**** MATERIAL FOR THIS EXERCISE ****

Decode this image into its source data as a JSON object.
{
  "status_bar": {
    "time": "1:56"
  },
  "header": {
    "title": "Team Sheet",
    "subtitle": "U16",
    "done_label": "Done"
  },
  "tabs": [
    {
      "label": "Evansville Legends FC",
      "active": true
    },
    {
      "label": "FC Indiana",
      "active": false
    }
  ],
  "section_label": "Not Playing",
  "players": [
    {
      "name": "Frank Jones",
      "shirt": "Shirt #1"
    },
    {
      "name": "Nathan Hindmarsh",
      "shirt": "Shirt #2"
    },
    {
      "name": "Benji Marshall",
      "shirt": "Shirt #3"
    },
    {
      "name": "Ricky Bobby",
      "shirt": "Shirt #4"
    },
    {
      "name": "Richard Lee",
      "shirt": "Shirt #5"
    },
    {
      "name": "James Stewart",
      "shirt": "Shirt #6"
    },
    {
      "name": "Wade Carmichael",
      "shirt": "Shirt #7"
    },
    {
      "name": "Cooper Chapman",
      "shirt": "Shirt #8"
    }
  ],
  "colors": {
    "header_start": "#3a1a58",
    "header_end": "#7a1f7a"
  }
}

****

GIVEN INSTRUCTION ▸
Give back all the data exactly as written.

RESPONSE ▸
Decode this image into its source data as a JSON object.
{
  "status_bar": {
    "time": "1:56"
  },
  "header": {
    "title": "Team Sheet",
    "subtitle": "U16",
    "done_label": "Done"
  },
  "tabs": [
    {
      "label": "Evansville Legends FC",
      "active": true
    },
    {
      "label": "FC Indiana",
      "active": false
    }
  ],
  "section_label": "Not Playing",
  "players": [
    {
      "name": "Frank Jones",
      "shirt": "Shirt #1"
    },
    {
      "name": "Nathan Hindmarsh",
      "shirt": "Shirt #2"
    },
    {
      "name": "Benji Marshall",
      "shirt": "Shirt #3"
    },
    {
      "name": "Ricky Bobby",
      "shirt": "Shirt #4"
    },
    {
      "name": "Richard Lee",
      "shirt": "Shirt #5"
    },
    {
      "name": "James Stewart",
      "shirt": "Shirt #6"
    },
    {
      "name": "Wade Carmichael",
      "shirt": "Shirt #7"
    },
    {
      "name": "Cooper Chapman",
      "shirt": "Shirt #8"
    }
  ],
  "colors": {
    "header_start": "#3a1a58",
    "header_end": "#7a1f7a"
  }
}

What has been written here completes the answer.